Gather every line holding the string "color".

━━ MATERIAL PROVIDED ━━

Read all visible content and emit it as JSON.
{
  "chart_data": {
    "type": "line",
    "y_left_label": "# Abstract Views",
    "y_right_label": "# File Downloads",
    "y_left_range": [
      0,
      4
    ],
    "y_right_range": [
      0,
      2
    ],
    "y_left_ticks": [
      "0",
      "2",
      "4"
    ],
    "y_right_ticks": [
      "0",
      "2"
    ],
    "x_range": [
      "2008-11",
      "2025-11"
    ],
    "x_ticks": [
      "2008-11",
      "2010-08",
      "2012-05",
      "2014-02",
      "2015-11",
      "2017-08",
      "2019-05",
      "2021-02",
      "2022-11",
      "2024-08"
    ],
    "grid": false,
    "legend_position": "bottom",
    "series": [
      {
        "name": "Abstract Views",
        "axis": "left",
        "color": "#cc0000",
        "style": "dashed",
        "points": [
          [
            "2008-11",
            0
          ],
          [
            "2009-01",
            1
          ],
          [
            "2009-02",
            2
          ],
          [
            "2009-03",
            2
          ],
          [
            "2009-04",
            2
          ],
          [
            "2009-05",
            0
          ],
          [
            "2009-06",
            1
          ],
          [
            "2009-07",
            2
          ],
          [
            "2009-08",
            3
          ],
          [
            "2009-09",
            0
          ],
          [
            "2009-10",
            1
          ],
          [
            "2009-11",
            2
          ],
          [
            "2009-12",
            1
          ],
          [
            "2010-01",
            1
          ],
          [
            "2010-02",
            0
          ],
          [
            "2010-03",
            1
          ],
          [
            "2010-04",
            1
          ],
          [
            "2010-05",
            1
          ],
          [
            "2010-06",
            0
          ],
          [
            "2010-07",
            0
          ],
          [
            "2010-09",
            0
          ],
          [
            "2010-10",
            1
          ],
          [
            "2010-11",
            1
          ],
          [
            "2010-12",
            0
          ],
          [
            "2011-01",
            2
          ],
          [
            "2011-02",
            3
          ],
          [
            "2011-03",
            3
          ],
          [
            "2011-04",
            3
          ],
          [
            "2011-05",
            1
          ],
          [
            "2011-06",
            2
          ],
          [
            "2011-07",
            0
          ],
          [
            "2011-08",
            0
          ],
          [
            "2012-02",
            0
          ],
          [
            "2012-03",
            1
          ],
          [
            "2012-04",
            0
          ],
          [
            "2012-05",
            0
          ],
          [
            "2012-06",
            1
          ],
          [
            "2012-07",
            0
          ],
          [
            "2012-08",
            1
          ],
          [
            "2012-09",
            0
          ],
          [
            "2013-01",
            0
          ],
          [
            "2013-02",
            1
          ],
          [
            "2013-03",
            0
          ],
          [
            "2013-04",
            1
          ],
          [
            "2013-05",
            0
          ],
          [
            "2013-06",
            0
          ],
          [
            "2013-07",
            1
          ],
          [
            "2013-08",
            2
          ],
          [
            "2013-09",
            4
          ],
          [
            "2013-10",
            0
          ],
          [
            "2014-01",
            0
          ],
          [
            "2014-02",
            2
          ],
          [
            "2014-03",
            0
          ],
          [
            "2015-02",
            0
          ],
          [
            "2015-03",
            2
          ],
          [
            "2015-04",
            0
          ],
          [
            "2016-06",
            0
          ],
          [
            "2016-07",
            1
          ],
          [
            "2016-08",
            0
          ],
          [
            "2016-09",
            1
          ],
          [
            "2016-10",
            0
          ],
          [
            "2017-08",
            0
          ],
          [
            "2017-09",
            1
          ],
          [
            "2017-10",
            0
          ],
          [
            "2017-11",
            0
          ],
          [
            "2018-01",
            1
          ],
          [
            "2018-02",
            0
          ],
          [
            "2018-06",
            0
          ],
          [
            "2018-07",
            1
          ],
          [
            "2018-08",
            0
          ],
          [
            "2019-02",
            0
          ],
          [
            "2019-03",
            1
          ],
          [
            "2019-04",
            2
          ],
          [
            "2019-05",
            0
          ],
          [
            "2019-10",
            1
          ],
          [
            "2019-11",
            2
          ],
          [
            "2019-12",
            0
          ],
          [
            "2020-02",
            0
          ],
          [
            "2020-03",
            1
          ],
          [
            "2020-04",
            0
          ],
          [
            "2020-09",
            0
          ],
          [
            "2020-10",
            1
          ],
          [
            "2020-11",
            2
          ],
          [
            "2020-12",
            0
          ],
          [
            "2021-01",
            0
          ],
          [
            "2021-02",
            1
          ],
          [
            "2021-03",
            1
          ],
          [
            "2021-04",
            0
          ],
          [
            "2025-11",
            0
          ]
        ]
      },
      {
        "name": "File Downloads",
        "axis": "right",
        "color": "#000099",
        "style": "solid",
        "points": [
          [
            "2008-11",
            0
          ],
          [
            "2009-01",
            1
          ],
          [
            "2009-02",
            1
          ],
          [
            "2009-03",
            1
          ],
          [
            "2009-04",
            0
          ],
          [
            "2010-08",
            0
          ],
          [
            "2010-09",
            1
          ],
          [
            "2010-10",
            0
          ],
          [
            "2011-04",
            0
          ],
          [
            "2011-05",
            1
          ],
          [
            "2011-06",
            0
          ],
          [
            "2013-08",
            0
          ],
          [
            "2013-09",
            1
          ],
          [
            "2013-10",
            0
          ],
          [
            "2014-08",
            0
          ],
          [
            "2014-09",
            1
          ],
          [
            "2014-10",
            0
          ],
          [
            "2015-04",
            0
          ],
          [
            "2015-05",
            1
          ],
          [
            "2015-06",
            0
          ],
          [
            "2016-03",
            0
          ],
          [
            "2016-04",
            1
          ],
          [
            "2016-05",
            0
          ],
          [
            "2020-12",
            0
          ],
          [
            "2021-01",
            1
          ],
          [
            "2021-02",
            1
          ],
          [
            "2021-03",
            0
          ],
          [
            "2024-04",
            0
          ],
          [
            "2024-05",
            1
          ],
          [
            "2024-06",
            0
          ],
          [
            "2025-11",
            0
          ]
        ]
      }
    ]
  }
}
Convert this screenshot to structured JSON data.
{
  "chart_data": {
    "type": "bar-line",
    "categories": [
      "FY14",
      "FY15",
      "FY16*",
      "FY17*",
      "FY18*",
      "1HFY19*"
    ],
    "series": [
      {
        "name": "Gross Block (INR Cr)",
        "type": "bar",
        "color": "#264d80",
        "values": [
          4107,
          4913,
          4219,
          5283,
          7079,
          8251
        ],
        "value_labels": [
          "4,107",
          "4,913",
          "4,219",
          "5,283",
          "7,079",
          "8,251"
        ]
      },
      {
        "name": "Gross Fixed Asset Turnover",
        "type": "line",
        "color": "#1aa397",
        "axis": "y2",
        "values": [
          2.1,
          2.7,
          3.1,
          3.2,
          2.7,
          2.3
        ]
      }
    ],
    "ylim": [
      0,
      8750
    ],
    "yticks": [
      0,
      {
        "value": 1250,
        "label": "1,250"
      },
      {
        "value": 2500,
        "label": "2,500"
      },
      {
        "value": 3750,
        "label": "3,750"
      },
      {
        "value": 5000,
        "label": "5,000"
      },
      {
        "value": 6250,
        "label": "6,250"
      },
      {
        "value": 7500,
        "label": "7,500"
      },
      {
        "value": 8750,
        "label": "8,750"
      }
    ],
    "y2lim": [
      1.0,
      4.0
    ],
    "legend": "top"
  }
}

━━━

_RESPONSE_:
        "color": "#cc0000",
        "color": "#000099",
        "color": "#264d80",
        "color": "#1aa397",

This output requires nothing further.